▶ _The exercise_:
Transcribe the material in full, exactly as written.

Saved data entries
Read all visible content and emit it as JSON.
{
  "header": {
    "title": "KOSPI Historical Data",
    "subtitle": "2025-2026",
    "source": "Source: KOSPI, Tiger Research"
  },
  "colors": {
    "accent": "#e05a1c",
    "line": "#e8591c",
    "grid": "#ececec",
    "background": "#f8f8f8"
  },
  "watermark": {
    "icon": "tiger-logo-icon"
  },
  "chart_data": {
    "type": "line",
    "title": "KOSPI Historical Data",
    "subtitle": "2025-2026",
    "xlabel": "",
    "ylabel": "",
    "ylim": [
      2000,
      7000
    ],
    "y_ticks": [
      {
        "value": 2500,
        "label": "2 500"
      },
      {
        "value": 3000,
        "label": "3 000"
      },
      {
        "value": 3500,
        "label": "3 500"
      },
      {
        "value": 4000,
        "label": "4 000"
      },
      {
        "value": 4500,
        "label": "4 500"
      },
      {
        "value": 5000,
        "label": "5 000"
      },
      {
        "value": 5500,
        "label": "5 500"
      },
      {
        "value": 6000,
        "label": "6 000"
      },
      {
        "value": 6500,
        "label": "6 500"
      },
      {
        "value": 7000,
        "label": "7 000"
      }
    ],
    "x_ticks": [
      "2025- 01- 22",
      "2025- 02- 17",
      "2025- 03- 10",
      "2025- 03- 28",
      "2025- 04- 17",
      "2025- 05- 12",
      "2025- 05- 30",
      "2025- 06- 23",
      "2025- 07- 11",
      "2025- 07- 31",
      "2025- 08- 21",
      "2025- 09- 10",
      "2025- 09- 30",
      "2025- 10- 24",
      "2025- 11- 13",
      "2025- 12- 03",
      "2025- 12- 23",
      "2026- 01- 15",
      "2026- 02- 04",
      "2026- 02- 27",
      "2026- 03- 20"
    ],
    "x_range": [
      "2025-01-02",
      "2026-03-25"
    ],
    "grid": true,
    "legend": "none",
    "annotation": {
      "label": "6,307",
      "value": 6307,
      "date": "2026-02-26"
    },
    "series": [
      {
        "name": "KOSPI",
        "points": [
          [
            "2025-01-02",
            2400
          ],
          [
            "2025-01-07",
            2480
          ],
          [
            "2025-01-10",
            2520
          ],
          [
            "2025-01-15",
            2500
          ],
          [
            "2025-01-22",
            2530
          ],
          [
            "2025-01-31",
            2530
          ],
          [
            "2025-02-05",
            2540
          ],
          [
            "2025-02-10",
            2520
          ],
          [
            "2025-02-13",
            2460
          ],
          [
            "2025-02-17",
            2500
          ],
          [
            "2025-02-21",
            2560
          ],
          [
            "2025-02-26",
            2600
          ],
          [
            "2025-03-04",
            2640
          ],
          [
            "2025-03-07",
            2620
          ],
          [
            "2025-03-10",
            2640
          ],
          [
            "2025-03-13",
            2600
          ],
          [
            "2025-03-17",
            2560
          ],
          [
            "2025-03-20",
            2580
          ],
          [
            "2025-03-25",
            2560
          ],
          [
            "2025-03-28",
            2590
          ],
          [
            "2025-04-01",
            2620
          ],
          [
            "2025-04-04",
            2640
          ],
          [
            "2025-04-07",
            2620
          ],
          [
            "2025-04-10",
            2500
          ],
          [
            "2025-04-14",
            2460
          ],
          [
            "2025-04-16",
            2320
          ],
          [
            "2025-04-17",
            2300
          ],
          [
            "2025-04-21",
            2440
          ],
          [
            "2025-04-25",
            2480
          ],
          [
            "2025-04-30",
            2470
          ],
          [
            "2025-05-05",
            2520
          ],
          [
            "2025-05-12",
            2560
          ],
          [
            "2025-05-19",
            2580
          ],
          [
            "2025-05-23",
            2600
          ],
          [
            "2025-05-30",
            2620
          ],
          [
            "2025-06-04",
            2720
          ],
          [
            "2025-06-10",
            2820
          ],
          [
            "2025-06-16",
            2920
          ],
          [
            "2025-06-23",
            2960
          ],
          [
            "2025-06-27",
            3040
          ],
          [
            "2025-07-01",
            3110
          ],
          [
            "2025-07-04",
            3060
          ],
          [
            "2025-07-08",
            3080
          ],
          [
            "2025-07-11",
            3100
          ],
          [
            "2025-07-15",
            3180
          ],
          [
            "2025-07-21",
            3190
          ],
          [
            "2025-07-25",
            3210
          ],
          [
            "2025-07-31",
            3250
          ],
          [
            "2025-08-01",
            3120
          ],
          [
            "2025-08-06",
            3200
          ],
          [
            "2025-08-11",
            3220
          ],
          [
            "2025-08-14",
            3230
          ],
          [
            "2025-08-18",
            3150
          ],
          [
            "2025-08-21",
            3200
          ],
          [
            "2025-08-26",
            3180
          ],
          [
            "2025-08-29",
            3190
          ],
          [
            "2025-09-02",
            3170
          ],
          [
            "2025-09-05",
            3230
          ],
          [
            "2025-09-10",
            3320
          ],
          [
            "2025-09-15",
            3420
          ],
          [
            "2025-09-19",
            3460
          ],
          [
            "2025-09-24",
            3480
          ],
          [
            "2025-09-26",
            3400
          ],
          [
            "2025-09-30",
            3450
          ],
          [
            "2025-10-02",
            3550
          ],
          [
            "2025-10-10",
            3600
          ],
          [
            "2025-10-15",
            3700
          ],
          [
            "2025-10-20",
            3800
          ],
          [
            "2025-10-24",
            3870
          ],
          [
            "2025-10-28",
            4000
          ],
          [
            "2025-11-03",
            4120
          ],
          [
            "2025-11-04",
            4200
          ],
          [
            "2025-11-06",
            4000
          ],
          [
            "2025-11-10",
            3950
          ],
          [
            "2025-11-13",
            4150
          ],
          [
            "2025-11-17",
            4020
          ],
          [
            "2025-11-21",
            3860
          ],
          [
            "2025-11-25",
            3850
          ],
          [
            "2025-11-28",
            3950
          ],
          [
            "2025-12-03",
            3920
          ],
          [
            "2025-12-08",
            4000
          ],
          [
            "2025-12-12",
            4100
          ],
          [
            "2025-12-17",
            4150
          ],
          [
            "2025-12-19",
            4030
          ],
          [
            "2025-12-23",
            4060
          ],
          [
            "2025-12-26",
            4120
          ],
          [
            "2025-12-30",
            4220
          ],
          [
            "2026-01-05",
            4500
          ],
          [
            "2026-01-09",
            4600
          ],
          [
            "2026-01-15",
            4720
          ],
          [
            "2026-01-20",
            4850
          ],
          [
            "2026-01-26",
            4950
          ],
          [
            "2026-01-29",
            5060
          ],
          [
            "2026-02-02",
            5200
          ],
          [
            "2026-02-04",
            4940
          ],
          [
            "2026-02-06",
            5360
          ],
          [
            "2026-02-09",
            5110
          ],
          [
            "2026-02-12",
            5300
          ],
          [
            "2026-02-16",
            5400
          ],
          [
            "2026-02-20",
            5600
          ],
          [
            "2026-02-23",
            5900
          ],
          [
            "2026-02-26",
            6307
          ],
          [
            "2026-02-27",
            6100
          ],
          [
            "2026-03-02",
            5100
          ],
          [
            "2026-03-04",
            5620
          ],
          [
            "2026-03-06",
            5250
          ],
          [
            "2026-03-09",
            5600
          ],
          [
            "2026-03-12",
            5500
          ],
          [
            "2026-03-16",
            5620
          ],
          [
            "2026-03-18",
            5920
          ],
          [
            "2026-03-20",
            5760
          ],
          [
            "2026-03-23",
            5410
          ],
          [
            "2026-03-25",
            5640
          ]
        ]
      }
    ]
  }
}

▶ _Response to the task_:
Read all visible content and emit it as JSON.
{
  "header": {
    "title": "KOSPI Historical Data",
    "subtitle": "2025-2026",
    "source": "Source: KOSPI, Tiger Research"
  },
  "colors": {
    "accent": "#e05a1c",
    "line": "#e8591c",
    "grid": "#ececec",
    "background": "#f8f8f8"
  },
  "watermark": {
    "icon": "tiger-logo-icon"
  },
  "chart_data": {
    "type": "line",
    "title": "KOSPI Historical Data",
    "subtitle": "2025-2026",
    "xlabel": "",
    "ylabel": "",
    "ylim": [
      2000,
      7000
    ],
    "y_ticks": [
      {
        "value": 2500,
        "label": "2 500"
      },
      {
        "value": 3000,
        "label": "3 000"
      },
      {
        "value": 3500,
        "label": "3 500"
      },
      {
        "value": 4000,
        "label": "4 000"
      },
      {
        "value": 4500,
        "label": "4 500"
      },
      {
        "value": 5000,
        "label": "5 000"
      },
      {
        "value": 5500,
        "label": "5 500"
      },
      {
        "value": 6000,
        "label": "6 000"
      },
      {
        "value": 6500,
        "label": "6 500"
      },
      {
        "value": 7000,
        "label": "7 000"
      }
    ],
    "x_ticks": [
      "2025- 01- 22",
      "2025- 02- 17",
      "2025- 03- 10",
      "2025- 03- 28",
      "2025- 04- 17",
      "2025- 05- 12",
      "2025- 05- 30",
      "2025- 06- 23",
      "2025- 07- 11",
      "2025- 07- 31",
      "2025- 08- 21",
      "2025- 09- 10",
      "2025- 09- 30",
      "2025- 10- 24",
      "2025- 11- 13",
      "2025- 12- 03",
      "2025- 12- 23",
      "2026- 01- 15",
      "2026- 02- 04",
      "2026- 02- 27",
      "2026- 03- 20"
    ],
    "x_range": [
      "2025-01-02",
      "2026-03-25"
    ],
    "grid": true,
    "legend": "none",
    "annotation": {
      "label": "6,307",
      "value": 6307,
      "date": "2026-02-26"
    },
    "series": [
      {
        "name": "KOSPI",
        "points": [
          [
            "2025-01-02",
            2400
          ],
          [
            "2025-01-07",
            2480
          ],
          [
            "2025-01-10",
            2520
          ],
          [
            "2025-01-15",
            2500
          ],
          [
            "2025-01-22",
            2530
          ],
          [
            "2025-01-31",
            2530
          ],
          [
            "2025-02-05",
            2540
          ],
          [
            "2025-02-10",
            2520
          ],
          [
            "2025-02-13",
            2460
          ],
          [
            "2025-02-17",
            2500
          ],
          [
            "2025-02-21",
            2560
          ],
          [
            "2025-02-26",
            2600
          ],
          [
            "2025-03-04",
            2640
          ],
          [
            "2025-03-07",
            2620
          ],
          [
            "2025-03-10",
            2640
          ],
          [
            "2025-03-13",
            2600
          ],
          [
            "2025-03-17",
            2560
          ],
          [
            "2025-03-20",
            2580
          ],
          [
            "2025-03-25",
            2560
          ],
          [
            "2025-03-28",
            2590
          ],
          [
            "2025-04-01",
            2620
          ],
          [
            "2025-04-04",
            2640
          ],
          [
            "2025-04-07",
            2620
          ],
          [
            "2025-04-10",
            2500
          ],
          [
            "2025-04-14",
            2460
          ],
          [
            "2025-04-16",
            2320
          ],
          [
            "2025-04-17",
            2300
          ],
          [
            "2025-04-21",
            2440
          ],
          [
            "2025-04-25",
            2480
          ],
          [
            "2025-04-30",
            2470
          ],
          [
            "2025-05-05",
            2520
          ],
          [
            "2025-05-12",
            2560
          ],
          [
            "2025-05-19",
            2580
          ],
          [
            "2025-05-23",
            2600
          ],
          [
            "2025-05-30",
            2620
          ],
          [
            "2025-06-04",
            2720
          ],
          [
            "2025-06-10",
            2820
          ],
          [
            "2025-06-16",
            2920
          ],
          [
            "2025-06-23",
            2960
          ],
          [
            "2025-06-27",
            3040
          ],
          [
            "2025-07-01",
            3110
          ],
          [
            "2025-07-04",
            3060
          ],
          [
            "2025-07-08",
            3080
          ],
          [
            "2025-07-11",
            3100
          ],
          [
            "2025-07-15",
            3180
          ],
          [
            "2025-07-21",
            3190
          ],
          [
            "2025-07-25",
            3210
          ],
          [
            "2025-07-31",
            3250
          ],
          [
            "2025-08-01",
            3120
          ],
          [
            "2025-08-06",
            3200
          ],
          [
            "2025-08-11",
            3220
          ],
          [
            "2025-08-14",
            3230
          ],
          [
            "2025-08-18",
            3150
          ],
          [
            "2025-08-21",
            3200
          ],
          [
            "2025-08-26",
            3180
          ],
          [
            "2025-08-29",
            3190
          ],
          [
            "2025-09-02",
            3170
          ],
          [
            "2025-09-05",
            3230
          ],
          [
            "2025-09-10",
            3320
          ],
          [
            "2025-09-15",
            3420
          ],
          [
            "2025-09-19",
            3460
          ],
          [
            "2025-09-24",
            3480
          ],
          [
            "2025-09-26",
            3400
          ],
          [
            "2025-09-30",
            3450
          ],
          [
            "2025-10-02",
            3550
          ],
          [
            "2025-10-10",
            3600
          ],
          [
            "2025-10-15",
            3700
          ],
          [
            "2025-10-20",
            3800
          ],
          [
            "2025-10-24",
            3870
          ],
          [
            "2025-10-28",
            4000
          ],
          [
            "2025-11-03",
            4120
          ],
          [
            "2025-11-04",
            4200
          ],
          [
            "2025-11-06",
            4000
          ],
          [
            "2025-11-10",
            3950
          ],
          [
            "2025-11-13",
            4150
          ],
          [
            "2025-11-17",
            4020
          ],
          [
            "2025-11-21",
            3860
          ],
          [
            "2025-11-25",
            3850
          ],
          [
            "2025-11-28",
            3950
          ],
          [
            "2025-12-03",
            3920
          ],
          [
            "2025-12-08",
            4000
          ],
          [
            "2025-12-12",
            4100
          ],
          [
            "2025-12-17",
            4150
          ],
          [
            "2025-12-19",
            4030
          ],
          [
            "2025-12-23",
            4060
          ],
          [
            "2025-12-26",
            4120
          ],
          [
            "2025-12-30",
            4220
          ],
          [
            "2026-01-05",
            4500
          ],
          [
            "2026-01-09",
            4600
          ],
          [
            "2026-01-15",
            4720
          ],
          [
            "2026-01-20",
            4850
          ],
          [
            "2026-01-26",
            4950
          ],
          [
            "2026-01-29",
            5060
          ],
          [
            "2026-02-02",
            5200
          ],
          [
            "2026-02-04",
            4940
          ],
          [
            "2026-02-06",
            5360
          ],
          [
            "2026-02-09",
            5110
          ],
          [
            "2026-02-12",
            5300
          ],
          [
            "2026-02-16",
            5400
          ],
          [
            "2026-02-20",
            5600
          ],
          [
            "2026-02-23",
            5900
          ],
          [
            "2026-02-26",
            6307
          ],
          [
            "2026-02-27",
            6100
          ],
          [
            "2026-03-02",
            5100
          ],
          [
            "2026-03-04",
            5620
          ],
          [
            "2026-03-06",
            5250
          ],
          [
            "2026-03-09",
            5600
          ],
          [
            "2026-03-12",
            5500
          ],
          [
            "2026-03-16",
            5620
          ],
          [
            "2026-03-18",
            5920
          ],
          [
            "2026-03-20",
            5760
          ],
          [
            "2026-03-23",
            5410
          ],
          [
            "2026-03-25",
            5640
          ]
        ]
      }
    ]
  }
}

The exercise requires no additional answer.